**RECORDS PROVIDED:**
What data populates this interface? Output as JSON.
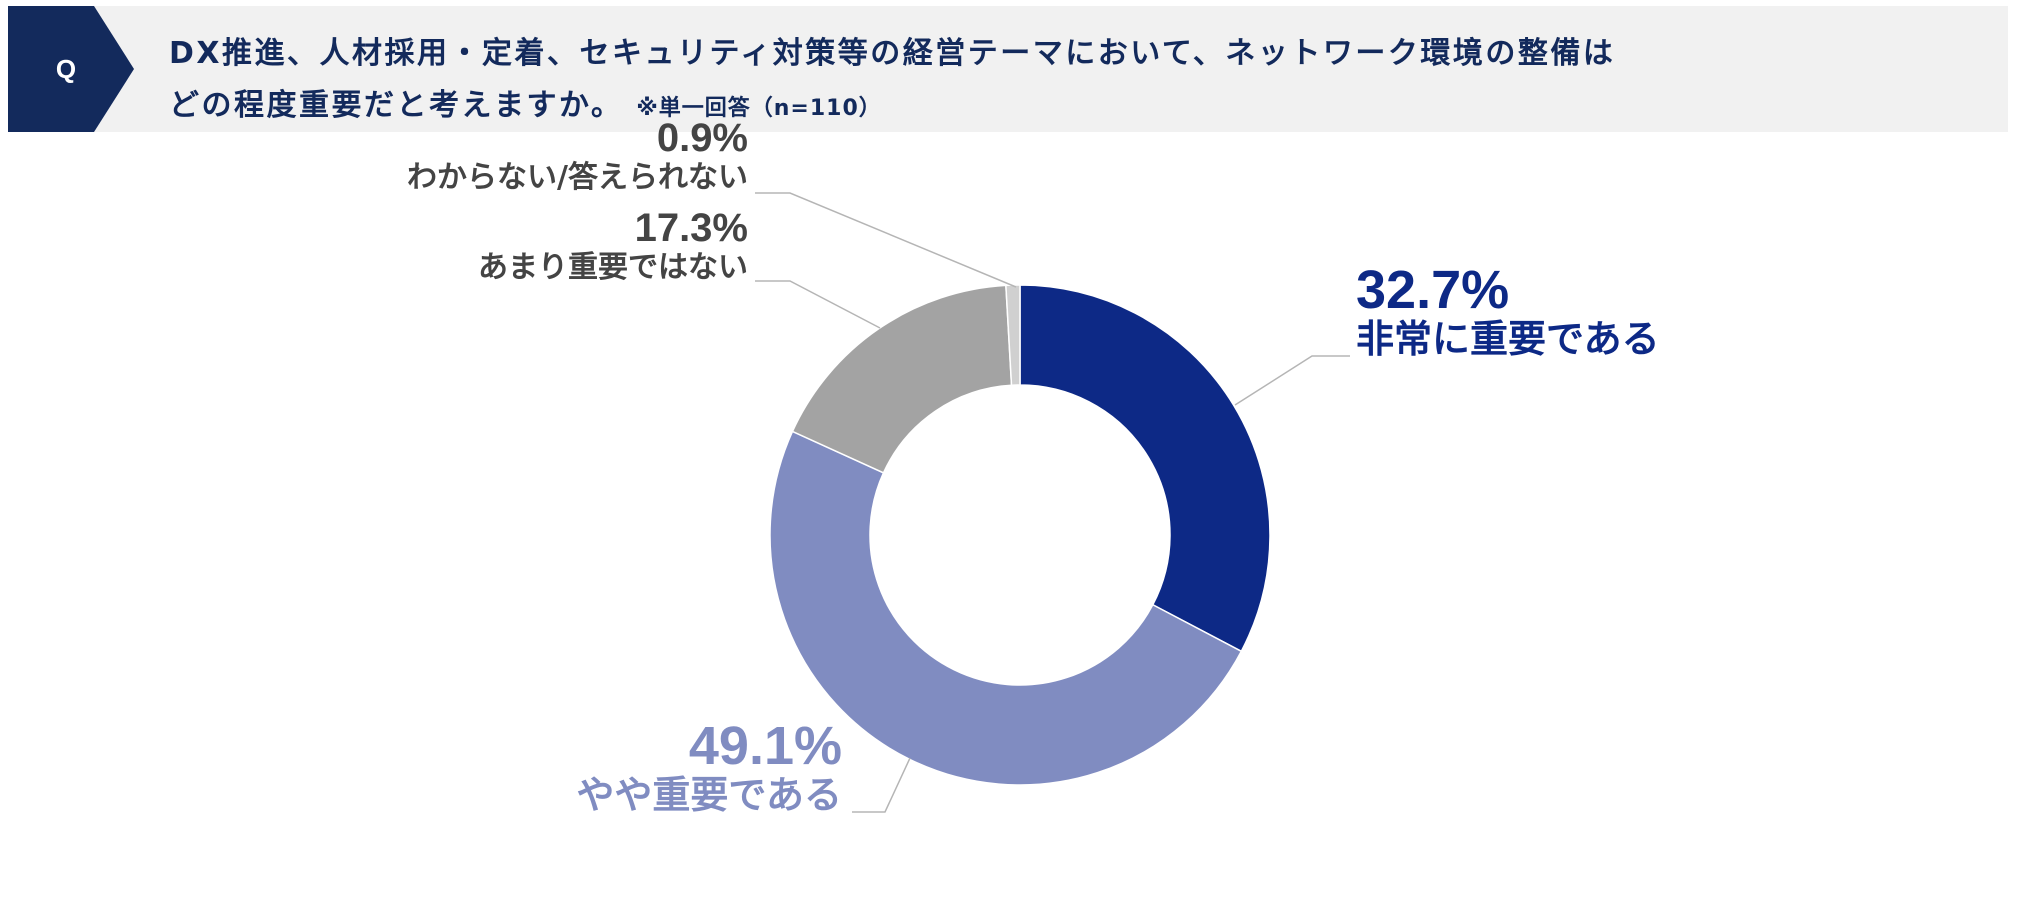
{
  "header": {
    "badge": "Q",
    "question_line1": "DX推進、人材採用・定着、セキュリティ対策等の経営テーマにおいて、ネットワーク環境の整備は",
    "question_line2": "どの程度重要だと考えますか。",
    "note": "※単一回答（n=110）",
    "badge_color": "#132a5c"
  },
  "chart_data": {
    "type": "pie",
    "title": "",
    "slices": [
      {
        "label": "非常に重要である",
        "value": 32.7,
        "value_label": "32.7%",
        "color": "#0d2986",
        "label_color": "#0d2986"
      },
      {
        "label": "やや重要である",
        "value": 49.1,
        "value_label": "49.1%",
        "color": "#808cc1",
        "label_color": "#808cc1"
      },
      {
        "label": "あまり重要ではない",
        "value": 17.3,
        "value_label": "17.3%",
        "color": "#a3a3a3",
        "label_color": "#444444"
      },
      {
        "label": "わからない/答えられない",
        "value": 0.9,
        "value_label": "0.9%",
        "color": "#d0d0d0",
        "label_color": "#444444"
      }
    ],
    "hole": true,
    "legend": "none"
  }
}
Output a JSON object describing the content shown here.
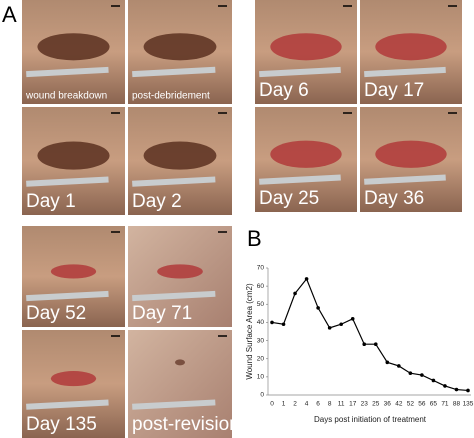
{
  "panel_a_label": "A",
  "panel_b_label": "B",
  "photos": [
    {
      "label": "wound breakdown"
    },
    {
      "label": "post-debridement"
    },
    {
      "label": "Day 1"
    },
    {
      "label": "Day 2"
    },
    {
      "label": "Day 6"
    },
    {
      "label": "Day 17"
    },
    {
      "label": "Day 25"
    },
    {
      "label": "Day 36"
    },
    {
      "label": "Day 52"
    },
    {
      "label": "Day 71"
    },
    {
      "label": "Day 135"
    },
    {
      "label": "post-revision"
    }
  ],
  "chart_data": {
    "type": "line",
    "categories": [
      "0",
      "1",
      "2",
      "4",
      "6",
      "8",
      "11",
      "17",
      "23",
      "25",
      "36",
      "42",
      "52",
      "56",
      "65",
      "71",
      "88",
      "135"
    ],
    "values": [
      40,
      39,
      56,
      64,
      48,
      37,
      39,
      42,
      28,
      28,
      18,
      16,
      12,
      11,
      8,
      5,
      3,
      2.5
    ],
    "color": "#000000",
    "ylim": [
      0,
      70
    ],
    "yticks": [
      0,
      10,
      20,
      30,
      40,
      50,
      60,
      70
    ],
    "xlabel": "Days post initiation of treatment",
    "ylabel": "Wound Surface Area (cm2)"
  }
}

==

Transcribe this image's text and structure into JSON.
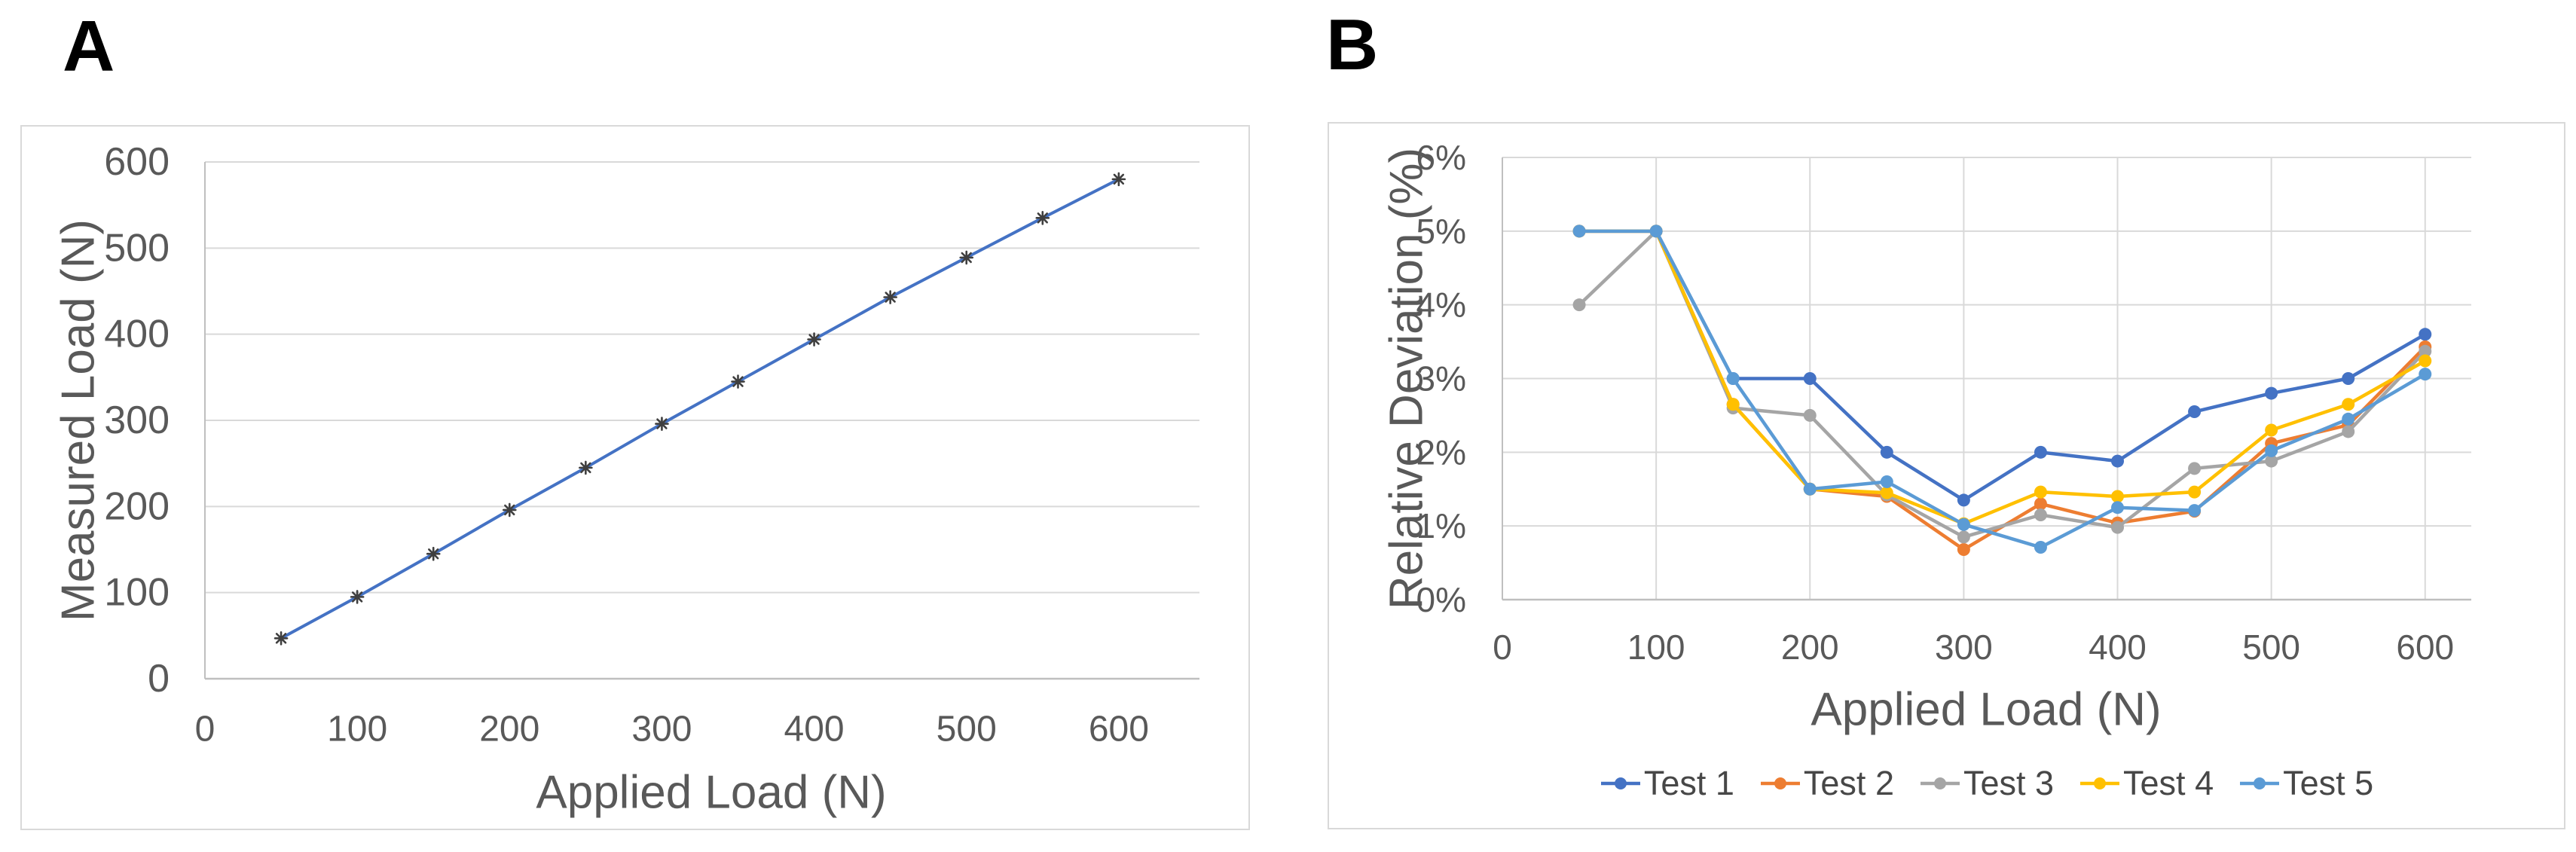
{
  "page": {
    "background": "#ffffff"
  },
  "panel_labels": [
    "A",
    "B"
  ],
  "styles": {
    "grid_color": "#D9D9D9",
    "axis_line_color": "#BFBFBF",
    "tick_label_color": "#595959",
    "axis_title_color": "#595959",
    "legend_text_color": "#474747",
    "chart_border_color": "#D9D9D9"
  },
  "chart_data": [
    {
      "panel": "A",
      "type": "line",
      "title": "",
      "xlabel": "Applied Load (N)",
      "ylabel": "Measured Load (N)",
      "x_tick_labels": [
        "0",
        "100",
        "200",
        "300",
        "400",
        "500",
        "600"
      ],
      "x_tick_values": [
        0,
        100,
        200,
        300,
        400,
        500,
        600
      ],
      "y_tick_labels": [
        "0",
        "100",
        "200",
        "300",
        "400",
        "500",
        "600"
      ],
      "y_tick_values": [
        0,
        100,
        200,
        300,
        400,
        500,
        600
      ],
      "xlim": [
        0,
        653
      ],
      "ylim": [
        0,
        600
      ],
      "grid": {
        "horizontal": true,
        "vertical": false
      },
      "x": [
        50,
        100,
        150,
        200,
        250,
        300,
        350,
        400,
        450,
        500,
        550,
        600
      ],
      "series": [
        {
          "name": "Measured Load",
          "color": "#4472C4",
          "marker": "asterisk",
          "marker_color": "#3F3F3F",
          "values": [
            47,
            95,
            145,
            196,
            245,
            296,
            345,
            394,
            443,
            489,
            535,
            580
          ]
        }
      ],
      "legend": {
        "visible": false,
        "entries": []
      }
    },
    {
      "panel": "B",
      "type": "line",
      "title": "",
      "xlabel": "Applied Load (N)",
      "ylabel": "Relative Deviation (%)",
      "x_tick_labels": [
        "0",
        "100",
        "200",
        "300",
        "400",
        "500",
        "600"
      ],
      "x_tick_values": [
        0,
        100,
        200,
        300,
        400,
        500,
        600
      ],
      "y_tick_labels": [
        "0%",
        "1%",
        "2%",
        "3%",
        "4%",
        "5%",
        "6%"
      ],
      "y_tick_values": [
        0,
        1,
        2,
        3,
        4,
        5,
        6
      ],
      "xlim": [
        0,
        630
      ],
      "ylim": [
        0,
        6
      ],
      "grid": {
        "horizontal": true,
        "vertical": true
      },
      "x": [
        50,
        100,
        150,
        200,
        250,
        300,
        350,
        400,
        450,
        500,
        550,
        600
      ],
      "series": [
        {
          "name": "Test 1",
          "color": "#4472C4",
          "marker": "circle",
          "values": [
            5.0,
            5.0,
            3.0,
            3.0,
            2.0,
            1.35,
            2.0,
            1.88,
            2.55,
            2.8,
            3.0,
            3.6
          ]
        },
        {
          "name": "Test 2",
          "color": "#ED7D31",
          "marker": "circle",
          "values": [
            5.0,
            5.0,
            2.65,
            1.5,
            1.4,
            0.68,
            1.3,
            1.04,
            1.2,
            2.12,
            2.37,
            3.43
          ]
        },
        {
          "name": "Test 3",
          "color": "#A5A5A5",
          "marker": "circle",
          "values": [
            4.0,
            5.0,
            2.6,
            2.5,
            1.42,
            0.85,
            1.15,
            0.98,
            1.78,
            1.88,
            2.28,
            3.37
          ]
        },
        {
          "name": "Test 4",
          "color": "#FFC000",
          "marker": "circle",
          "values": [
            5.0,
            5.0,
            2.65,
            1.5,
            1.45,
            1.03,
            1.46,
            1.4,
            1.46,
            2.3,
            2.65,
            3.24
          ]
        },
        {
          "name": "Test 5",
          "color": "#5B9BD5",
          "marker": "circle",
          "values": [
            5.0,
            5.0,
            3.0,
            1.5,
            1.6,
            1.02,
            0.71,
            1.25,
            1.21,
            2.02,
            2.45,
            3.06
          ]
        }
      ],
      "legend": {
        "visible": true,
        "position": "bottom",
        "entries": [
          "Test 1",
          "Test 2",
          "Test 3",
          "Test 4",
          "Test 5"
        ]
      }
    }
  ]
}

**TASK GOAL:**
Lines of the material that contain the word "Load" are to be gathered.

**RESULT:**
      "xlabel": "Applied Load (N)",
      "ylabel": "Measured Load (N)",
          "name": "Measured Load",
      "xlabel": "Applied Load (N)",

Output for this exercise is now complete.